=== EXERCISE GOAL ===
Exactly reproduce each line of the listing that follows.

=== Stored data ===
▼
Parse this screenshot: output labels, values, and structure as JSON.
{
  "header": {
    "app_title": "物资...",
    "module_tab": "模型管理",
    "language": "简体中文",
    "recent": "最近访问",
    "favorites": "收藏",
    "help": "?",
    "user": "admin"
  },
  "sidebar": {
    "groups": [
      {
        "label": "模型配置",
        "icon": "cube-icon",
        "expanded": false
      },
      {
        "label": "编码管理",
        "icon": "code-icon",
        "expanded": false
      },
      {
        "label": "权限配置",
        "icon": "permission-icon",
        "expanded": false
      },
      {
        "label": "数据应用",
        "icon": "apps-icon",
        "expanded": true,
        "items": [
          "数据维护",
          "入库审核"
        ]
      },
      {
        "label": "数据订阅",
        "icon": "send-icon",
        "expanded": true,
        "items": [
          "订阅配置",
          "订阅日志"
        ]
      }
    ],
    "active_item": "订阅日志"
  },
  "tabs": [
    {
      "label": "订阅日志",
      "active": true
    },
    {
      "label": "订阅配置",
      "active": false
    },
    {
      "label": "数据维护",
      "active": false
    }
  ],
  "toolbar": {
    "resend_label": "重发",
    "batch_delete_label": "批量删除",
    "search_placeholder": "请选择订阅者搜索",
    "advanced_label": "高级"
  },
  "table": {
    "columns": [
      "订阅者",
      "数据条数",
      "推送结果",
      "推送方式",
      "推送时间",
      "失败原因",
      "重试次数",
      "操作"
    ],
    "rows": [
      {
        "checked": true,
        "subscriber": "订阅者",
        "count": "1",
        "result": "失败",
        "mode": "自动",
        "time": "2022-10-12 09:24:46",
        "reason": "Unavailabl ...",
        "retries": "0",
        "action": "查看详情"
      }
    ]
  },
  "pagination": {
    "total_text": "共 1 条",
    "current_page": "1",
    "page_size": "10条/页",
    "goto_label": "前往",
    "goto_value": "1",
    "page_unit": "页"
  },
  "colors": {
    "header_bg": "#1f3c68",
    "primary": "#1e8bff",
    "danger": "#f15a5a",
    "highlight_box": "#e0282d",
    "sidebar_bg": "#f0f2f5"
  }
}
▲
=== IN RESPONSE ===
Parse this screenshot: output labels, values, and structure as JSON.
{
  "header": {
    "app_title": "物资...",
    "module_tab": "模型管理",
    "language": "简体中文",
    "recent": "最近访问",
    "favorites": "收藏",
    "help": "?",
    "user": "admin"
  },
  "sidebar": {
    "groups": [
      {
        "label": "模型配置",
        "icon": "cube-icon",
        "expanded": false
      },
      {
        "label": "编码管理",
        "icon": "code-icon",
        "expanded": false
      },
      {
        "label": "权限配置",
        "icon": "permission-icon",
        "expanded": false
      },
      {
        "label": "数据应用",
        "icon": "apps-icon",
        "expanded": true,
        "items": [
          "数据维护",
          "入库审核"
        ]
      },
      {
        "label": "数据订阅",
        "icon": "send-icon",
        "expanded": true,
        "items": [
          "订阅配置",
          "订阅日志"
        ]
      }
    ],
    "active_item": "订阅日志"
  },
  "tabs": [
    {
      "label": "订阅日志",
      "active": true
    },
    {
      "label": "订阅配置",
      "active": false
    },
    {
      "label": "数据维护",
      "active": false
    }
  ],
  "toolbar": {
    "resend_label": "重发",
    "batch_delete_label": "批量删除",
    "search_placeholder": "请选择订阅者搜索",
    "advanced_label": "高级"
  },
  "table": {
    "columns": [
      "订阅者",
      "数据条数",
      "推送结果",
      "推送方式",
      "推送时间",
      "失败原因",
      "重试次数",
      "操作"
    ],
    "rows": [
      {
        "checked": true,
        "subscriber": "订阅者",
        "count": "1",
        "result": "失败",
        "mode": "自动",
        "time": "2022-10-12 09:24:46",
        "reason": "Unavailabl ...",
        "retries": "0",
        "action": "查看详情"
      }
    ]
  },
  "pagination": {
    "total_text": "共 1 条",
    "current_page": "1",
    "page_size": "10条/页",
    "goto_label": "前往",
    "goto_value": "1",
    "page_unit": "页"
  },
  "colors": {
    "header_bg": "#1f3c68",
    "primary": "#1e8bff",
    "danger": "#f15a5a",
    "highlight_box": "#e0282d",
    "sidebar_bg": "#f0f2f5"
  }
}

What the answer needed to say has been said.